AIM
Repeat every entry in the listing below, exactly.

::::

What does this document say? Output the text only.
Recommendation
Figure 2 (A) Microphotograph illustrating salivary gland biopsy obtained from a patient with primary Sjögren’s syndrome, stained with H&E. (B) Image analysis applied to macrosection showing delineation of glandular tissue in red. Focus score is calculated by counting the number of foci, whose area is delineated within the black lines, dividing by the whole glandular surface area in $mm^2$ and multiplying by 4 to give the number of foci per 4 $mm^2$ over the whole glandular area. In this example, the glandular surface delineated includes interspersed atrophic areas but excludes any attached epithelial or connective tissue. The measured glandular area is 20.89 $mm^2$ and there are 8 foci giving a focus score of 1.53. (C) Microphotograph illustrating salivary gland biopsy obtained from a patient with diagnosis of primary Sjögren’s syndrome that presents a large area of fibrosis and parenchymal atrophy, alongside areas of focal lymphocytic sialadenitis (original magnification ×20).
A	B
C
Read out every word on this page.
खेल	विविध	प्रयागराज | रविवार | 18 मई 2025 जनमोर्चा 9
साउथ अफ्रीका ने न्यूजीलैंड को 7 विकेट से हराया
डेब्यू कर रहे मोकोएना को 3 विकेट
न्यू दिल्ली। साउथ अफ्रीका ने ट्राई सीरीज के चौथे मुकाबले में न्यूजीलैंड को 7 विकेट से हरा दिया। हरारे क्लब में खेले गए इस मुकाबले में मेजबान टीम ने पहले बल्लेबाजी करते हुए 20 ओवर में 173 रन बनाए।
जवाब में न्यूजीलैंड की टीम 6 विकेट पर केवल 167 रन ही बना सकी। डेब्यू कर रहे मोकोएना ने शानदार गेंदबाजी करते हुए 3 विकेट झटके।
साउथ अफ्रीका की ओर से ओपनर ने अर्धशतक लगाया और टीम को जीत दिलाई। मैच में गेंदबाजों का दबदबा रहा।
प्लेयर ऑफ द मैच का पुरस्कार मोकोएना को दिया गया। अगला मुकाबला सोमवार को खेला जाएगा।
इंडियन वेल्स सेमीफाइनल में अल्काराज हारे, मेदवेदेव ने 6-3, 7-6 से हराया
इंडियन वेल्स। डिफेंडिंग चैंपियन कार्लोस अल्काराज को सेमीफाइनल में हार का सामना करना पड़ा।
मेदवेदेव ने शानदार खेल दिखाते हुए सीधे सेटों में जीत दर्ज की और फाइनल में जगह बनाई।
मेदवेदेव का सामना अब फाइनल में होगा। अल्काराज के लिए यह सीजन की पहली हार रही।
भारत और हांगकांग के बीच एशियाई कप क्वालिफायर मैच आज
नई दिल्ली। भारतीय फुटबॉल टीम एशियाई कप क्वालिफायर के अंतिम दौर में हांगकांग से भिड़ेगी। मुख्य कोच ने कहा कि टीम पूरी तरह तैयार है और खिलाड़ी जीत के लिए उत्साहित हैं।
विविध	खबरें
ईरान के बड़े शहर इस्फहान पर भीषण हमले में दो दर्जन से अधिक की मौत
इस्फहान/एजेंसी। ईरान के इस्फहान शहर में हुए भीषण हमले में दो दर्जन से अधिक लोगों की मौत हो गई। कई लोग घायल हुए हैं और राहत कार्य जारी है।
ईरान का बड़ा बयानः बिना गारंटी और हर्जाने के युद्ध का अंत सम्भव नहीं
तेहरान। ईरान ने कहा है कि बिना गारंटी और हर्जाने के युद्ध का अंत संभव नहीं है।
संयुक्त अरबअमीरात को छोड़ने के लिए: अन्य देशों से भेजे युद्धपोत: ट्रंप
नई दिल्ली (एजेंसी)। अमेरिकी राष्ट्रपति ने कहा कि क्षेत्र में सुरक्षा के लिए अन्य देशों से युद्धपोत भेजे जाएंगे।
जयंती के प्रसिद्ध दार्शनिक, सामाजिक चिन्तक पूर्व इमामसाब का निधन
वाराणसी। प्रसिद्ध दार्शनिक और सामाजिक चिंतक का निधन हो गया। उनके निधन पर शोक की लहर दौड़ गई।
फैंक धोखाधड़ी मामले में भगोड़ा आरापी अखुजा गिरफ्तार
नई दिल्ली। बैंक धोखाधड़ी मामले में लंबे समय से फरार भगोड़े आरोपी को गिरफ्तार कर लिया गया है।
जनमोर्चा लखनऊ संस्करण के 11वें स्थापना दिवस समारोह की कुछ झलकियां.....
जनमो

::::

EXERCISE ANSWER
What does this document say? Output the text only.
Recommendation
Figure 2 (A) Microphotograph illustrating salivary gland biopsy obtained from a patient with primary Sjögren’s syndrome, stained with H&E. (B) Image analysis applied to macrosection showing delineation of glandular tissue in red. Focus score is calculated by counting the number of foci, whose area is delineated within the black lines, dividing by the whole glandular surface area in $mm^2$ and multiplying by 4 to give the number of foci per 4 $mm^2$ over the whole glandular area. In this example, the glandular surface delineated includes interspersed atrophic areas but excludes any attached epithelial or connective tissue. The measured glandular area is 20.89 $mm^2$ and there are 8 foci giving a focus score of 1.53. (C) Microphotograph illustrating salivary gland biopsy obtained from a patient with diagnosis of primary Sjögren’s syndrome that presents a large area of fibrosis and parenchymal atrophy, alongside areas of focal lymphocytic sialadenitis (original magnification ×20).
A	B
C
Read out every word on this page.
खेल	विविध	प्रयागराज | रविवार | 18 मई 2025 जनमोर्चा 9
साउथ अफ्रीका ने न्यूजीलैंड को 7 विकेट से हराया
डेब्यू कर रहे मोकोएना को 3 विकेट
न्यू दिल्ली। साउथ अफ्रीका ने ट्राई सीरीज के चौथे मुकाबले में न्यूजीलैंड को 7 विकेट से हरा दिया। हरारे क्लब में खेले गए इस मुकाबले में मेजबान टीम ने पहले बल्लेबाजी करते हुए 20 ओवर में 173 रन बनाए।
जवाब में न्यूजीलैंड की टीम 6 विकेट पर केवल 167 रन ही बना सकी। डेब्यू कर रहे मोकोएना ने शानदार गेंदबाजी करते हुए 3 विकेट झटके।
साउथ अफ्रीका की ओर से ओपनर ने अर्धशतक लगाया और टीम को जीत दिलाई। मैच में गेंदबाजों का दबदबा रहा।
प्लेयर ऑफ द मैच का पुरस्कार मोकोएना को दिया गया। अगला मुकाबला सोमवार को खेला जाएगा।
इंडियन वेल्स सेमीफाइनल में अल्काराज हारे, मेदवेदेव ने 6-3, 7-6 से हराया
इंडियन वेल्स। डिफेंडिंग चैंपियन कार्लोस अल्काराज को सेमीफाइनल में हार का सामना करना पड़ा।
मेदवेदेव ने शानदार खेल दिखाते हुए सीधे सेटों में जीत दर्ज की और फाइनल में जगह बनाई।
मेदवेदेव का सामना अब फाइनल में होगा। अल्काराज के लिए यह सीजन की पहली हार रही।
भारत और हांगकांग के बीच एशियाई कप क्वालिफायर मैच आज
नई दिल्ली। भारतीय फुटबॉल टीम एशियाई कप क्वालिफायर के अंतिम दौर में हांगकांग से भिड़ेगी। मुख्य कोच ने कहा कि टीम पूरी तरह तैयार है और खिलाड़ी जीत के लिए उत्साहित हैं।
विविध	खबरें
ईरान के बड़े शहर इस्फहान पर भीषण हमले में दो दर्जन से अधिक की मौत
इस्फहान/एजेंसी। ईरान के इस्फहान शहर में हुए भीषण हमले में दो दर्जन से अधिक लोगों की मौत हो गई। कई लोग घायल हुए हैं और राहत कार्य जारी है।
ईरान का बड़ा बयानः बिना गारंटी और हर्जाने के युद्ध का अंत सम्भव नहीं
तेहरान। ईरान ने कहा है कि बिना गारंटी और हर्जाने के युद्ध का अंत संभव नहीं है।
संयुक्त अरबअमीरात को छोड़ने के लिए: अन्य देशों से भेजे युद्धपोत: ट्रंप
नई दिल्ली (एजेंसी)। अमेरिकी राष्ट्रपति ने कहा कि क्षेत्र में सुरक्षा के लिए अन्य देशों से युद्धपोत भेजे जाएंगे।
जयंती के प्रसिद्ध दार्शनिक, सामाजिक चिन्तक पूर्व इमामसाब का निधन
वाराणसी। प्रसिद्ध दार्शनिक और सामाजिक चिंतक का निधन हो गया। उनके निधन पर शोक की लहर दौड़ गई।
फैंक धोखाधड़ी मामले में भगोड़ा आरापी अखुजा गिरफ्तार
नई दिल्ली। बैंक धोखाधड़ी मामले में लंबे समय से फरार भगोड़े आरोपी को गिरफ्तार कर लिया गया है।
जनमोर्चा लखनऊ संस्करण के 11वें स्थापना दिवस समारोह की कुछ झलकियां.....
जनमो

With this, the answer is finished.